• [WHAT IS REQUIRED]
Filter the data below for the string "JSON" and copy each matching line.

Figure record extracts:
────────
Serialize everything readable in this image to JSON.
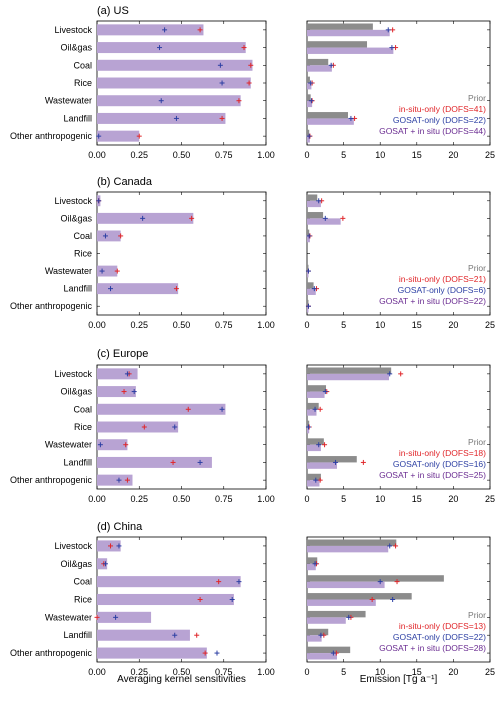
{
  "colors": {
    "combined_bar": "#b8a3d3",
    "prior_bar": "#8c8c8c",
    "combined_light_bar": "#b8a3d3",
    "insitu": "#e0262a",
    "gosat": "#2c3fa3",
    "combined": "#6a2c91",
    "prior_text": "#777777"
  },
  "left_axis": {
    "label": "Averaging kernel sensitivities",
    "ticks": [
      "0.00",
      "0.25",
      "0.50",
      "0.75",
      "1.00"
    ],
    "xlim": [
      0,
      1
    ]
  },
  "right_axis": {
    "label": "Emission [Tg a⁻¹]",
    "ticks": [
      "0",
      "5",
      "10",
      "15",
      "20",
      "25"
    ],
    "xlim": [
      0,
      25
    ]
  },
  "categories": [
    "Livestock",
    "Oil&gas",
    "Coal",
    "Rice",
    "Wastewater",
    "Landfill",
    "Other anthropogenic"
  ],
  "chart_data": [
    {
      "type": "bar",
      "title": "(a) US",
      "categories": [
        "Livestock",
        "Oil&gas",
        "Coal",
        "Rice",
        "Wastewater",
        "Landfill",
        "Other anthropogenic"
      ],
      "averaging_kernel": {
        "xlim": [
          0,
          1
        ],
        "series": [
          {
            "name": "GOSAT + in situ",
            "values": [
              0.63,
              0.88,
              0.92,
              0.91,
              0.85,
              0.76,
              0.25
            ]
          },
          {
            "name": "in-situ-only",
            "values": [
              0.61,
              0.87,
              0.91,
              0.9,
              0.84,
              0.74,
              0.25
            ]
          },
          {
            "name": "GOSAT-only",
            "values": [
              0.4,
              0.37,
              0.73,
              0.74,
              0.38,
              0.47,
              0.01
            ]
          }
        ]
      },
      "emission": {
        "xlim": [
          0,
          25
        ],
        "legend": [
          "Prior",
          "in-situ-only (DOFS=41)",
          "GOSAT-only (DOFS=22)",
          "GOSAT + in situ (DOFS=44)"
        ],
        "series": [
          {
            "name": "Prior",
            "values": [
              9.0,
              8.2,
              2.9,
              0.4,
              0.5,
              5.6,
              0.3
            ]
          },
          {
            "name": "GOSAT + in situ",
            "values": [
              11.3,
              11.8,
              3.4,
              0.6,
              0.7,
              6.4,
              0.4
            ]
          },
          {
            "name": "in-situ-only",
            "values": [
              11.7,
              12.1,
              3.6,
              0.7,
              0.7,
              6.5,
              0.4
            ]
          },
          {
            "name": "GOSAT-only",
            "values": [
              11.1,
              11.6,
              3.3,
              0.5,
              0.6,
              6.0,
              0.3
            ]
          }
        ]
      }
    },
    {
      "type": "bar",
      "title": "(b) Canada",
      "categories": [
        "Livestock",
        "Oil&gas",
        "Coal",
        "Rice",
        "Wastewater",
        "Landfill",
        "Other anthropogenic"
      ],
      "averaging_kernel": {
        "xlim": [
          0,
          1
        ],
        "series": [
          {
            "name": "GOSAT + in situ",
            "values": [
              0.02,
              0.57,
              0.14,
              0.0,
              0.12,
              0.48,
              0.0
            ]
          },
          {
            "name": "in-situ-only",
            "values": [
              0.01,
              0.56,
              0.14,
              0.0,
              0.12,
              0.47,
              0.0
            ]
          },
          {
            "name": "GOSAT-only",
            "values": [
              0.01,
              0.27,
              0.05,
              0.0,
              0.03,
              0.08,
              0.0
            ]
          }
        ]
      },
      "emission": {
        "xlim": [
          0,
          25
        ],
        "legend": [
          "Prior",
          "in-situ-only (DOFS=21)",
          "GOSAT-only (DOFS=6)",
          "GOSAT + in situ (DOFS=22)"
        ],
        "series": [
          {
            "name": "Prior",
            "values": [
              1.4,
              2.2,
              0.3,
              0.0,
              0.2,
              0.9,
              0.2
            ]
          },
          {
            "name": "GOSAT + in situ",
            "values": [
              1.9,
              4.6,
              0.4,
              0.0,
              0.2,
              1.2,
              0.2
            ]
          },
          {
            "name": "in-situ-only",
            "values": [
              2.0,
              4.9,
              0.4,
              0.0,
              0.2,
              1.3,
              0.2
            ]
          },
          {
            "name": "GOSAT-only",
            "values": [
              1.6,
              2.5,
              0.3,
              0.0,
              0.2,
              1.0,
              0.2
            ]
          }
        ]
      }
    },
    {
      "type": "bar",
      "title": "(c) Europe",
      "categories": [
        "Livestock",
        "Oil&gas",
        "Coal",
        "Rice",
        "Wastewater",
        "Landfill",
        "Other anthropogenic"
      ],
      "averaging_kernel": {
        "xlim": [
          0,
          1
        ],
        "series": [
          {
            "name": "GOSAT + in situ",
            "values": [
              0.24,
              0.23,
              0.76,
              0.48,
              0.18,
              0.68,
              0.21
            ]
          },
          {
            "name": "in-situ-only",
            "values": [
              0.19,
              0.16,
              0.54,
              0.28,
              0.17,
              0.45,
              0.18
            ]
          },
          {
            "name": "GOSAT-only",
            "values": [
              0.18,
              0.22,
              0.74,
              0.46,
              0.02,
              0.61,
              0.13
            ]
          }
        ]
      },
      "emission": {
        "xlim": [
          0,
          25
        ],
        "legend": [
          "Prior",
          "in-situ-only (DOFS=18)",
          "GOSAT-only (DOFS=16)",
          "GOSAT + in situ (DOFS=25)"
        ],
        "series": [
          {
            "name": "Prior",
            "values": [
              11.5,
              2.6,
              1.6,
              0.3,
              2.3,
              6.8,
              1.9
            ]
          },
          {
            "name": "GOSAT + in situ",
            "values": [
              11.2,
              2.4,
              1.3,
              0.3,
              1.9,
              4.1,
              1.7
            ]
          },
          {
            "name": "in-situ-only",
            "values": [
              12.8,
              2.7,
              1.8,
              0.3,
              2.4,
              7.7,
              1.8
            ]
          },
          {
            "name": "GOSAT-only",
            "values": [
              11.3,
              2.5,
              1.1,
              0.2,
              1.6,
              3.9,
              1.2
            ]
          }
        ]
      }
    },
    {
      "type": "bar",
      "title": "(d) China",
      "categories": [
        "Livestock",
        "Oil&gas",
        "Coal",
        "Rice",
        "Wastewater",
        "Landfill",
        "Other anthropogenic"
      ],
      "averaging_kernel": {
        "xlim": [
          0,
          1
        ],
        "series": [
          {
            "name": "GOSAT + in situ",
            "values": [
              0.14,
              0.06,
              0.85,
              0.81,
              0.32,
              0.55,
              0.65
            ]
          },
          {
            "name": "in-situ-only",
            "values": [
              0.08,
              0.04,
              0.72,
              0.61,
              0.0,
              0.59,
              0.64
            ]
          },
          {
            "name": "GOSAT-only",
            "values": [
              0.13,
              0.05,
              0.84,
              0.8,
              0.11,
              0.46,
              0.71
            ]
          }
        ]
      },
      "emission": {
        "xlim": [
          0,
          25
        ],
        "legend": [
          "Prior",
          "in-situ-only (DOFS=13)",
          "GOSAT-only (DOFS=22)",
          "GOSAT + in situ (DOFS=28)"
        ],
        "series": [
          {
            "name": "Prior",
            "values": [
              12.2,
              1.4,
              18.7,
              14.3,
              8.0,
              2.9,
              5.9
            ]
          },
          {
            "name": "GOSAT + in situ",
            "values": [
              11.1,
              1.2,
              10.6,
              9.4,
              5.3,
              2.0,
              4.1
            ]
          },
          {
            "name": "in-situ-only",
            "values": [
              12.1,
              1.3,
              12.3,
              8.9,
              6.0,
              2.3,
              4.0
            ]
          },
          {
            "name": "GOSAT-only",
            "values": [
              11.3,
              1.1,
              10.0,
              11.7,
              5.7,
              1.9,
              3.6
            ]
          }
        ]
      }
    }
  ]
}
────────
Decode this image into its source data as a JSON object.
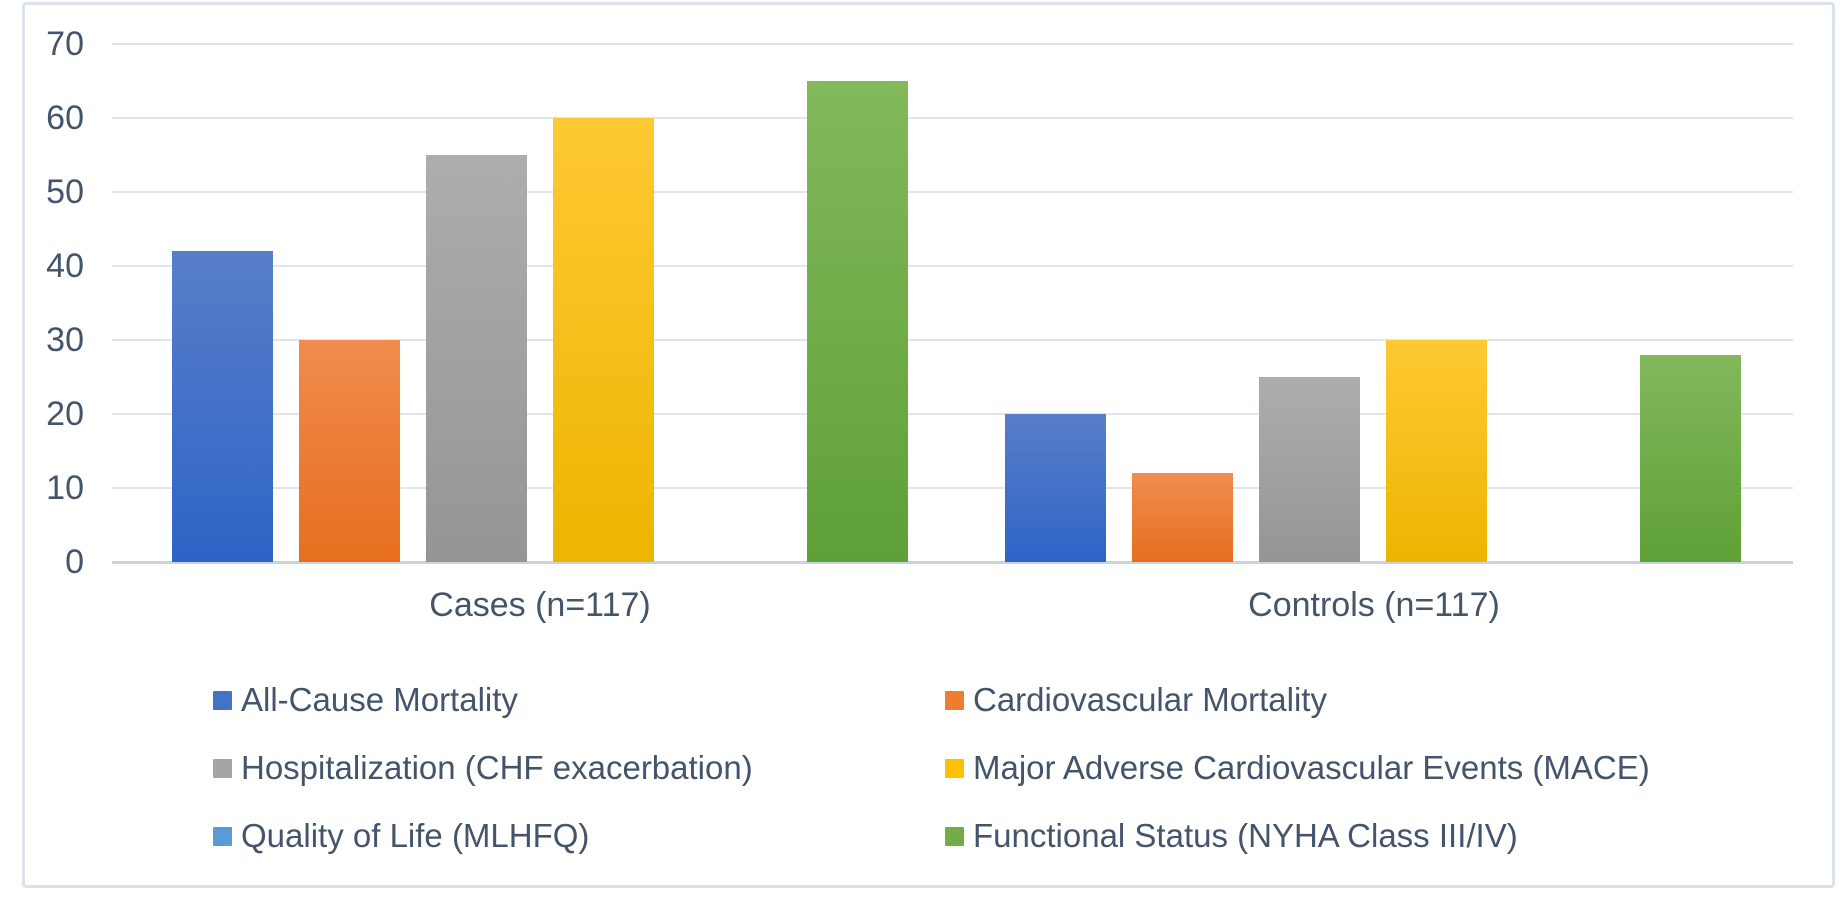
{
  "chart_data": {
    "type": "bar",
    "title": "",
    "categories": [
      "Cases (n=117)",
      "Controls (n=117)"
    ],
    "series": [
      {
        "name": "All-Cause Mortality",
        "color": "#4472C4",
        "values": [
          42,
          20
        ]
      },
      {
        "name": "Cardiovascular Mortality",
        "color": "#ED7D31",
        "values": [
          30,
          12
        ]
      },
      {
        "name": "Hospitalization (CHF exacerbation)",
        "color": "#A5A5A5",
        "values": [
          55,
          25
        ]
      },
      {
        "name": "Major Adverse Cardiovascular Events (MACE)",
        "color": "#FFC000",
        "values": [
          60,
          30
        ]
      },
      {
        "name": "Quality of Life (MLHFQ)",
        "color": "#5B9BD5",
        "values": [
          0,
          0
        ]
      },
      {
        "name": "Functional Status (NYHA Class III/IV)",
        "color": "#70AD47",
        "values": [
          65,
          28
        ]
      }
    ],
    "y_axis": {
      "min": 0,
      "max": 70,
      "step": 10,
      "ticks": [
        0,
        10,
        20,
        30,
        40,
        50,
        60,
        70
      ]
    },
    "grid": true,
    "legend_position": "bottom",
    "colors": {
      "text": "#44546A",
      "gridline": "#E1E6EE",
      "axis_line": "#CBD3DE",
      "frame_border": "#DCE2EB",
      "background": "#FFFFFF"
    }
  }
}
────────
• [WRITTEN RESPONSE]
Serialize everything readable in this image to JSON.
Decode this image into its source data as a JSON object.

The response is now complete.